**Recorded information**

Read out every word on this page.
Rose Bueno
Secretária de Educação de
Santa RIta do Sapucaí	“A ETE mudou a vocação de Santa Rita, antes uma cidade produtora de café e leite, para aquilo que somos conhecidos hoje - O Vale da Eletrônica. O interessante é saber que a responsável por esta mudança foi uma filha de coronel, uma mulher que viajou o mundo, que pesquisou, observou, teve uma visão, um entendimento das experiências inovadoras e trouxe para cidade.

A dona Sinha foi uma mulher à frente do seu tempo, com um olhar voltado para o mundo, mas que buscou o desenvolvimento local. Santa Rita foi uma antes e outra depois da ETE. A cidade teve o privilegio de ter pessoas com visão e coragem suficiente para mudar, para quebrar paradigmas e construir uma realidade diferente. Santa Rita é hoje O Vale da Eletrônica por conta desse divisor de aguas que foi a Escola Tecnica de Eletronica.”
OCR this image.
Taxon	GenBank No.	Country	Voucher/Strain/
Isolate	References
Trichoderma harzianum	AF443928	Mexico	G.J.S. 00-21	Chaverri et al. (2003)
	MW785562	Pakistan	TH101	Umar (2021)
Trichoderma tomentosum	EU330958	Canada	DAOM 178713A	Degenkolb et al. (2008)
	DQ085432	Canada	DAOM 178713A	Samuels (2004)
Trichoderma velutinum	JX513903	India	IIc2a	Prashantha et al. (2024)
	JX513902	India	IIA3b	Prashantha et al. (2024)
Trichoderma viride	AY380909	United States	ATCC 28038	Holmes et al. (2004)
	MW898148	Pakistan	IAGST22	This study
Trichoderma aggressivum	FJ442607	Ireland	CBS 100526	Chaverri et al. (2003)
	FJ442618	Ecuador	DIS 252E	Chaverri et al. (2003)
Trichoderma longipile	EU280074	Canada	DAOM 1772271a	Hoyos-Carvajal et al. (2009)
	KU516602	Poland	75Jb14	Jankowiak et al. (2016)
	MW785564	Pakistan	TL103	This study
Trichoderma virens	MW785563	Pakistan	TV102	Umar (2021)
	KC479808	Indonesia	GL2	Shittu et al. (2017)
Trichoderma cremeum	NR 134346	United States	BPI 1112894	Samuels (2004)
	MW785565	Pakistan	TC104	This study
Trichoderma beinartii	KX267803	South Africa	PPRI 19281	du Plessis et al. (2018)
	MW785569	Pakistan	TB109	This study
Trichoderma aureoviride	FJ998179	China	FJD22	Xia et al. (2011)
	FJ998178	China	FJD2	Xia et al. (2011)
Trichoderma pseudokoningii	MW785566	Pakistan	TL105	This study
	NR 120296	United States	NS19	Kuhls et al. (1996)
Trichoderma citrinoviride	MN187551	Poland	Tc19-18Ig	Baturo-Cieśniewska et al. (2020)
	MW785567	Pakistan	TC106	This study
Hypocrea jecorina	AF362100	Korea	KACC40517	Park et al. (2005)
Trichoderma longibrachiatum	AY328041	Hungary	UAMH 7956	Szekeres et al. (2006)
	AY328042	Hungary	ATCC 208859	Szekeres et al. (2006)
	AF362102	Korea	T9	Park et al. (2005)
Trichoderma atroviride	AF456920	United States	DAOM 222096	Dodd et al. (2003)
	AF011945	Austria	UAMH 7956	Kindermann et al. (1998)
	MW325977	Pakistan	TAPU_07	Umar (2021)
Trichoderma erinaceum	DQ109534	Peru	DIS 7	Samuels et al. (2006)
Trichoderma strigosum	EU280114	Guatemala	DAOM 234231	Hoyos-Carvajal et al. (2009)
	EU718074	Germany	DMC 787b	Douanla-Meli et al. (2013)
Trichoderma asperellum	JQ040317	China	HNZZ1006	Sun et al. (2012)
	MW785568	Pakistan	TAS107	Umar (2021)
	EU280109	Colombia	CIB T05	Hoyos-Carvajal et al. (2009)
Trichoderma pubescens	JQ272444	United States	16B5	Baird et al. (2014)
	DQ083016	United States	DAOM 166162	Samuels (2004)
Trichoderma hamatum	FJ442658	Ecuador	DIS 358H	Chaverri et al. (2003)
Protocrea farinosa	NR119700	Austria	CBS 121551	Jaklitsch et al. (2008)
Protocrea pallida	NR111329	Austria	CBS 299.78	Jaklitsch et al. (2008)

**The task**
Extract each line from the listing above, please, and repeat it exactly.

**Result of the task**
Read out every word on this page.
Rose Bueno
Secretária de Educação de
Santa RIta do Sapucaí	“A ETE mudou a vocação de Santa Rita, antes uma cidade produtora de café e leite, para aquilo que somos conhecidos hoje - O Vale da Eletrônica. O interessante é saber que a responsável por esta mudança foi uma filha de coronel, uma mulher que viajou o mundo, que pesquisou, observou, teve uma visão, um entendimento das experiências inovadoras e trouxe para cidade.

A dona Sinha foi uma mulher à frente do seu tempo, com um olhar voltado para o mundo, mas que buscou o desenvolvimento local. Santa Rita foi uma antes e outra depois da ETE. A cidade teve o privilegio de ter pessoas com visão e coragem suficiente para mudar, para quebrar paradigmas e construir uma realidade diferente. Santa Rita é hoje O Vale da Eletrônica por conta desse divisor de aguas que foi a Escola Tecnica de Eletronica.”
OCR this image.
Taxon	GenBank No.	Country	Voucher/Strain/
Isolate	References
Trichoderma harzianum	AF443928	Mexico	G.J.S. 00-21	Chaverri et al. (2003)
	MW785562	Pakistan	TH101	Umar (2021)
Trichoderma tomentosum	EU330958	Canada	DAOM 178713A	Degenkolb et al. (2008)
	DQ085432	Canada	DAOM 178713A	Samuels (2004)
Trichoderma velutinum	JX513903	India	IIc2a	Prashantha et al. (2024)
	JX513902	India	IIA3b	Prashantha et al. (2024)
Trichoderma viride	AY380909	United States	ATCC 28038	Holmes et al. (2004)
	MW898148	Pakistan	IAGST22	This study
Trichoderma aggressivum	FJ442607	Ireland	CBS 100526	Chaverri et al. (2003)
	FJ442618	Ecuador	DIS 252E	Chaverri et al. (2003)
Trichoderma longipile	EU280074	Canada	DAOM 1772271a	Hoyos-Carvajal et al. (2009)
	KU516602	Poland	75Jb14	Jankowiak et al. (2016)
	MW785564	Pakistan	TL103	This study
Trichoderma virens	MW785563	Pakistan	TV102	Umar (2021)
	KC479808	Indonesia	GL2	Shittu et al. (2017)
Trichoderma cremeum	NR 134346	United States	BPI 1112894	Samuels (2004)
	MW785565	Pakistan	TC104	This study
Trichoderma beinartii	KX267803	South Africa	PPRI 19281	du Plessis et al. (2018)
	MW785569	Pakistan	TB109	This study
Trichoderma aureoviride	FJ998179	China	FJD22	Xia et al. (2011)
	FJ998178	China	FJD2	Xia et al. (2011)
Trichoderma pseudokoningii	MW785566	Pakistan	TL105	This study
	NR 120296	United States	NS19	Kuhls et al. (1996)
Trichoderma citrinoviride	MN187551	Poland	Tc19-18Ig	Baturo-Cieśniewska et al. (2020)
	MW785567	Pakistan	TC106	This study
Hypocrea jecorina	AF362100	Korea	KACC40517	Park et al. (2005)
Trichoderma longibrachiatum	AY328041	Hungary	UAMH 7956	Szekeres et al. (2006)
	AY328042	Hungary	ATCC 208859	Szekeres et al. (2006)
	AF362102	Korea	T9	Park et al. (2005)
Trichoderma atroviride	AF456920	United States	DAOM 222096	Dodd et al. (2003)
	AF011945	Austria	UAMH 7956	Kindermann et al. (1998)
	MW325977	Pakistan	TAPU_07	Umar (2021)
Trichoderma erinaceum	DQ109534	Peru	DIS 7	Samuels et al. (2006)
Trichoderma strigosum	EU280114	Guatemala	DAOM 234231	Hoyos-Carvajal et al. (2009)
	EU718074	Germany	DMC 787b	Douanla-Meli et al. (2013)
Trichoderma asperellum	JQ040317	China	HNZZ1006	Sun et al. (2012)
	MW785568	Pakistan	TAS107	Umar (2021)
	EU280109	Colombia	CIB T05	Hoyos-Carvajal et al. (2009)
Trichoderma pubescens	JQ272444	United States	16B5	Baird et al. (2014)
	DQ083016	United States	DAOM 166162	Samuels (2004)
Trichoderma hamatum	FJ442658	Ecuador	DIS 358H	Chaverri et al. (2003)
Protocrea farinosa	NR119700	Austria	CBS 121551	Jaklitsch et al. (2008)
Protocrea pallida	NR111329	Austria	CBS 299.78	Jaklitsch et al. (2008)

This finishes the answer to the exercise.